BEGIN MATERIALS PROVIDED
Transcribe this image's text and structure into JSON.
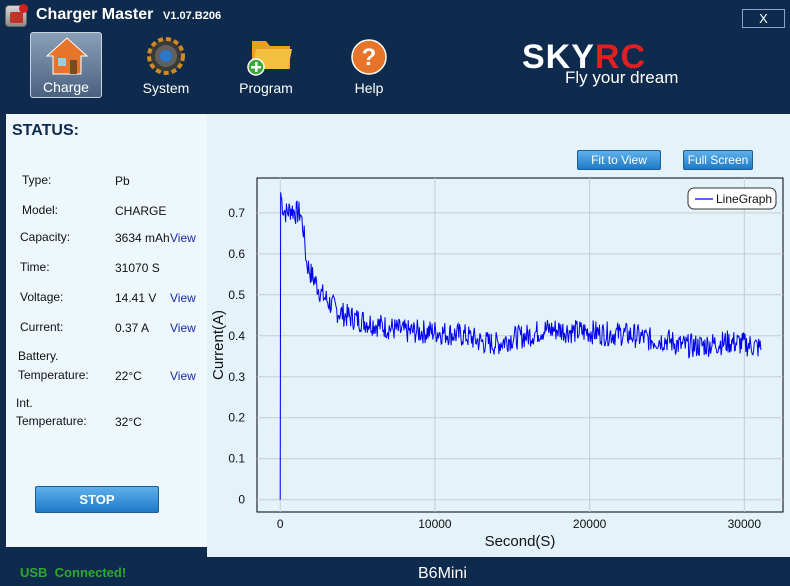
{
  "window": {
    "title": "Charger Master",
    "version": "V1.07.B206",
    "close_label": "X"
  },
  "toolbar": {
    "items": [
      {
        "label": "Charge",
        "icon": "home-icon",
        "active": true
      },
      {
        "label": "System",
        "icon": "gear-icon",
        "active": false
      },
      {
        "label": "Program",
        "icon": "folder-add-icon",
        "active": false
      },
      {
        "label": "Help",
        "icon": "help-icon",
        "active": false
      }
    ]
  },
  "brand": {
    "logo_part1": "SKY",
    "logo_part2": "RC",
    "tagline": "Fly your dream"
  },
  "status": {
    "title": "STATUS:",
    "type_label": "Type:",
    "type_value": "Pb",
    "model_label": "Model:",
    "model_value": "CHARGE",
    "capacity_label": "Capacity:",
    "capacity_value": "3634 mAh",
    "time_label": "Time:",
    "time_value": "31070 S",
    "voltage_label": "Voltage:",
    "voltage_value": "14.41 V",
    "current_label": "Current:",
    "current_value": "0.37 A",
    "battery_label_1": "Battery.",
    "battery_label_2": "Temperature:",
    "battery_value": "22°C",
    "int_label_1": "Int.",
    "int_label_2": "Temperature:",
    "int_value": "32°C",
    "view_label": "View",
    "stop_label": "STOP"
  },
  "graph": {
    "fit_label": "Fit to View",
    "fullscreen_label": "Full Screen"
  },
  "chart_data": {
    "type": "line",
    "xlabel": "Second(S)",
    "ylabel": "Current(A)",
    "xlim": [
      -1500,
      32500
    ],
    "ylim": [
      -0.03,
      0.785
    ],
    "xticks": [
      0,
      10000,
      20000,
      30000
    ],
    "yticks": [
      0,
      0.1,
      0.2,
      0.3,
      0.4,
      0.5,
      0.6,
      0.7
    ],
    "grid": true,
    "legend": "top-right",
    "line_color": "#0000ee",
    "series": [
      {
        "name": "LineGraph",
        "x": [
          0,
          30,
          100,
          200,
          400,
          700,
          1000,
          1300,
          1500,
          1700,
          2000,
          2300,
          2700,
          3200,
          3700,
          4200,
          5000,
          6000,
          7000,
          8000,
          9000,
          10000,
          11000,
          12000,
          13000,
          14000,
          15000,
          16000,
          17000,
          18000,
          19000,
          20000,
          21000,
          22000,
          23000,
          24000,
          25000,
          26000,
          27000,
          28000,
          29000,
          30000,
          30600,
          31070
        ],
        "y": [
          0.0,
          0.75,
          0.73,
          0.71,
          0.7,
          0.71,
          0.7,
          0.7,
          0.66,
          0.58,
          0.55,
          0.53,
          0.5,
          0.48,
          0.46,
          0.45,
          0.44,
          0.43,
          0.42,
          0.41,
          0.41,
          0.41,
          0.405,
          0.4,
          0.385,
          0.38,
          0.395,
          0.4,
          0.415,
          0.415,
          0.41,
          0.41,
          0.405,
          0.405,
          0.4,
          0.39,
          0.39,
          0.375,
          0.375,
          0.38,
          0.385,
          0.38,
          0.375,
          0.37
        ]
      }
    ]
  }
}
END MATERIALS PROVIDED
▸ **INSTRUCTION**
Copy the entries above faithfully and omit every image.

▸ **SOLVED PROBLEM**
Transcribe this image's text and structure into JSON.
{
  "window": {
    "title": "Charger Master",
    "version": "V1.07.B206",
    "close_label": "X"
  },
  "toolbar": {
    "items": [
      {
        "label": "Charge",
        "icon": "home-icon",
        "active": true
      },
      {
        "label": "System",
        "icon": "gear-icon",
        "active": false
      },
      {
        "label": "Program",
        "icon": "folder-add-icon",
        "active": false
      },
      {
        "label": "Help",
        "icon": "help-icon",
        "active": false
      }
    ]
  },
  "brand": {
    "logo_part1": "SKY",
    "logo_part2": "RC",
    "tagline": "Fly your dream"
  },
  "status": {
    "title": "STATUS:",
    "type_label": "Type:",
    "type_value": "Pb",
    "model_label": "Model:",
    "model_value": "CHARGE",
    "capacity_label": "Capacity:",
    "capacity_value": "3634 mAh",
    "time_label": "Time:",
    "time_value": "31070 S",
    "voltage_label": "Voltage:",
    "voltage_value": "14.41 V",
    "current_label": "Current:",
    "current_value": "0.37 A",
    "battery_label_1": "Battery.",
    "battery_label_2": "Temperature:",
    "battery_value": "22°C",
    "int_label_1": "Int.",
    "int_label_2": "Temperature:",
    "int_value": "32°C",
    "view_label": "View",
    "stop_label": "STOP"
  },
  "graph": {
    "fit_label": "Fit to View",
    "fullscreen_label": "Full Screen"
  },
  "chart_data": {
    "type": "line",
    "xlabel": "Second(S)",
    "ylabel": "Current(A)",
    "xlim": [
      -1500,
      32500
    ],
    "ylim": [
      -0.03,
      0.785
    ],
    "xticks": [
      0,
      10000,
      20000,
      30000
    ],
    "yticks": [
      0,
      0.1,
      0.2,
      0.3,
      0.4,
      0.5,
      0.6,
      0.7
    ],
    "grid": true,
    "legend": "top-right",
    "line_color": "#0000ee",
    "series": [
      {
        "name": "LineGraph",
        "x": [
          0,
          30,
          100,
          200,
          400,
          700,
          1000,
          1300,
          1500,
          1700,
          2000,
          2300,
          2700,
          3200,
          3700,
          4200,
          5000,
          6000,
          7000,
          8000,
          9000,
          10000,
          11000,
          12000,
          13000,
          14000,
          15000,
          16000,
          17000,
          18000,
          19000,
          20000,
          21000,
          22000,
          23000,
          24000,
          25000,
          26000,
          27000,
          28000,
          29000,
          30000,
          30600,
          31070
        ],
        "y": [
          0.0,
          0.75,
          0.73,
          0.71,
          0.7,
          0.71,
          0.7,
          0.7,
          0.66,
          0.58,
          0.55,
          0.53,
          0.5,
          0.48,
          0.46,
          0.45,
          0.44,
          0.43,
          0.42,
          0.41,
          0.41,
          0.41,
          0.405,
          0.4,
          0.385,
          0.38,
          0.395,
          0.4,
          0.415,
          0.415,
          0.41,
          0.41,
          0.405,
          0.405,
          0.4,
          0.39,
          0.39,
          0.375,
          0.375,
          0.38,
          0.385,
          0.38,
          0.375,
          0.37
        ]
      }
    ]
  }
}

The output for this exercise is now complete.